## DESCRIPTION OF THE TASK
Each entry below is to be printed verbatim.

(Dataset items)

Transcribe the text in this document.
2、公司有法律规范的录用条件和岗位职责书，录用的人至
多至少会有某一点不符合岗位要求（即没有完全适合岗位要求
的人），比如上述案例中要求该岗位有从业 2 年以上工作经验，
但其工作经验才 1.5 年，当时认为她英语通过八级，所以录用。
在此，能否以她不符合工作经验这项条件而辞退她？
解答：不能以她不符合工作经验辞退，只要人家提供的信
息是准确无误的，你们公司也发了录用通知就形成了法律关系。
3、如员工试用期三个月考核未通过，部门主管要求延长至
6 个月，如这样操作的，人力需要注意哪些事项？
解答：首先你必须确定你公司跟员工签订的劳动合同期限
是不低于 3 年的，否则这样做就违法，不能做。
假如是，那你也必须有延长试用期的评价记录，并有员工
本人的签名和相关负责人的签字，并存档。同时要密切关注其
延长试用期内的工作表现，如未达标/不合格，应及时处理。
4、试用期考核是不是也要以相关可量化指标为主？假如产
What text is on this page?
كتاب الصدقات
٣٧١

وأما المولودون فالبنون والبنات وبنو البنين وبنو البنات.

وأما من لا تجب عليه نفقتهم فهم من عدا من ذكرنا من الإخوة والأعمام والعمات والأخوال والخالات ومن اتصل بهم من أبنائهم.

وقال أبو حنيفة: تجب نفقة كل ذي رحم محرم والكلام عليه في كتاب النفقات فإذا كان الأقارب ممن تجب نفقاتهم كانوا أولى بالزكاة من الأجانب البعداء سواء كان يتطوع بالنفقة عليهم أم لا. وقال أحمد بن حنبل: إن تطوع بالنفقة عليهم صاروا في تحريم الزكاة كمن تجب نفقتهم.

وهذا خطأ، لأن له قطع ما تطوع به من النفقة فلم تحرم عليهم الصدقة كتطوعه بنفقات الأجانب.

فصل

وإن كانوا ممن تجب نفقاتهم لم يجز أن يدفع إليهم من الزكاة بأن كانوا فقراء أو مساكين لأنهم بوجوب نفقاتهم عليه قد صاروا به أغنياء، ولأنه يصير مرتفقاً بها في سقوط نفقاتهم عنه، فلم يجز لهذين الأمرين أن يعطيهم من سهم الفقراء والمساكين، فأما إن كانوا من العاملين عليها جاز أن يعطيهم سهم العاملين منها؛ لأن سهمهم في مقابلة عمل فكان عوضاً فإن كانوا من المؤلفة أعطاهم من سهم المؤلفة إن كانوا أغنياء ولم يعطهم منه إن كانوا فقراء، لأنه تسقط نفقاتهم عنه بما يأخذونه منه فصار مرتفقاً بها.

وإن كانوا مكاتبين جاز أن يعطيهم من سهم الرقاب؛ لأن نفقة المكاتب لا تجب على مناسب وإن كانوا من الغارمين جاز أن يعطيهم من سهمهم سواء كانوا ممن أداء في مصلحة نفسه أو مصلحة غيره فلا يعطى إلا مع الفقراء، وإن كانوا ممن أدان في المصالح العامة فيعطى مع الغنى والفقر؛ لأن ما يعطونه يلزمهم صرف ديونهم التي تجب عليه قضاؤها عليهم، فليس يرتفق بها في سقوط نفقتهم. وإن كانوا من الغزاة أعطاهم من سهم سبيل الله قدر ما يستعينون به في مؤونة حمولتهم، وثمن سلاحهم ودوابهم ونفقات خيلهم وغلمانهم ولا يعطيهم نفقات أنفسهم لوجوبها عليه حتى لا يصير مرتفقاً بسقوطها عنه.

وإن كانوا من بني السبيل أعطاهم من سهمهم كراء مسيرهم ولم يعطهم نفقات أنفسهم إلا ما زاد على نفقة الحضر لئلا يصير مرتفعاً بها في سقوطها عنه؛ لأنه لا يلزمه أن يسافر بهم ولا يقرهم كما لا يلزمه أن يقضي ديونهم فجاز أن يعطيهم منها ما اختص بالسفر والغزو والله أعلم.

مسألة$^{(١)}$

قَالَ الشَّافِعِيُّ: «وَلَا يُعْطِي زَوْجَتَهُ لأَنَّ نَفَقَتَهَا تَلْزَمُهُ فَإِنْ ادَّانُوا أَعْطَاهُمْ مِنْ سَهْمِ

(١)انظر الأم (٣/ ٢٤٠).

## SOLVED EXERCISE
Transcribe the text in this document.
2、公司有法律规范的录用条件和岗位职责书，录用的人至
多至少会有某一点不符合岗位要求（即没有完全适合岗位要求
的人），比如上述案例中要求该岗位有从业 2 年以上工作经验，
但其工作经验才 1.5 年，当时认为她英语通过八级，所以录用。
在此，能否以她不符合工作经验这项条件而辞退她？
解答：不能以她不符合工作经验辞退，只要人家提供的信
息是准确无误的，你们公司也发了录用通知就形成了法律关系。
3、如员工试用期三个月考核未通过，部门主管要求延长至
6 个月，如这样操作的，人力需要注意哪些事项？
解答：首先你必须确定你公司跟员工签订的劳动合同期限
是不低于 3 年的，否则这样做就违法，不能做。
假如是，那你也必须有延长试用期的评价记录，并有员工
本人的签名和相关负责人的签字，并存档。同时要密切关注其
延长试用期内的工作表现，如未达标/不合格，应及时处理。
4、试用期考核是不是也要以相关可量化指标为主？假如产
What text is on this page?
كتاب الصدقات
٣٧١

وأما المولودون فالبنون والبنات وبنو البنين وبنو البنات.

وأما من لا تجب عليه نفقتهم فهم من عدا من ذكرنا من الإخوة والأعمام والعمات والأخوال والخالات ومن اتصل بهم من أبنائهم.

وقال أبو حنيفة: تجب نفقة كل ذي رحم محرم والكلام عليه في كتاب النفقات فإذا كان الأقارب ممن تجب نفقاتهم كانوا أولى بالزكاة من الأجانب البعداء سواء كان يتطوع بالنفقة عليهم أم لا. وقال أحمد بن حنبل: إن تطوع بالنفقة عليهم صاروا في تحريم الزكاة كمن تجب نفقتهم.

وهذا خطأ، لأن له قطع ما تطوع به من النفقة فلم تحرم عليهم الصدقة كتطوعه بنفقات الأجانب.

فصل

وإن كانوا ممن تجب نفقاتهم لم يجز أن يدفع إليهم من الزكاة بأن كانوا فقراء أو مساكين لأنهم بوجوب نفقاتهم عليه قد صاروا به أغنياء، ولأنه يصير مرتفقاً بها في سقوط نفقاتهم عنه، فلم يجز لهذين الأمرين أن يعطيهم من سهم الفقراء والمساكين، فأما إن كانوا من العاملين عليها جاز أن يعطيهم سهم العاملين منها؛ لأن سهمهم في مقابلة عمل فكان عوضاً فإن كانوا من المؤلفة أعطاهم من سهم المؤلفة إن كانوا أغنياء ولم يعطهم منه إن كانوا فقراء، لأنه تسقط نفقاتهم عنه بما يأخذونه منه فصار مرتفقاً بها.

وإن كانوا مكاتبين جاز أن يعطيهم من سهم الرقاب؛ لأن نفقة المكاتب لا تجب على مناسب وإن كانوا من الغارمين جاز أن يعطيهم من سهمهم سواء كانوا ممن أداء في مصلحة نفسه أو مصلحة غيره فلا يعطى إلا مع الفقراء، وإن كانوا ممن أدان في المصالح العامة فيعطى مع الغنى والفقر؛ لأن ما يعطونه يلزمهم صرف ديونهم التي تجب عليه قضاؤها عليهم، فليس يرتفق بها في سقوط نفقتهم. وإن كانوا من الغزاة أعطاهم من سهم سبيل الله قدر ما يستعينون به في مؤونة حمولتهم، وثمن سلاحهم ودوابهم ونفقات خيلهم وغلمانهم ولا يعطيهم نفقات أنفسهم لوجوبها عليه حتى لا يصير مرتفقاً بسقوطها عنه.

وإن كانوا من بني السبيل أعطاهم من سهمهم كراء مسيرهم ولم يعطهم نفقات أنفسهم إلا ما زاد على نفقة الحضر لئلا يصير مرتفعاً بها في سقوطها عنه؛ لأنه لا يلزمه أن يسافر بهم ولا يقرهم كما لا يلزمه أن يقضي ديونهم فجاز أن يعطيهم منها ما اختص بالسفر والغزو والله أعلم.

مسألة$^{(١)}$

قَالَ الشَّافِعِيُّ: «وَلَا يُعْطِي زَوْجَتَهُ لأَنَّ نَفَقَتَهَا تَلْزَمُهُ فَإِنْ ادَّانُوا أَعْطَاهُمْ مِنْ سَهْمِ

(١)انظر الأم (٣/ ٢٤٠).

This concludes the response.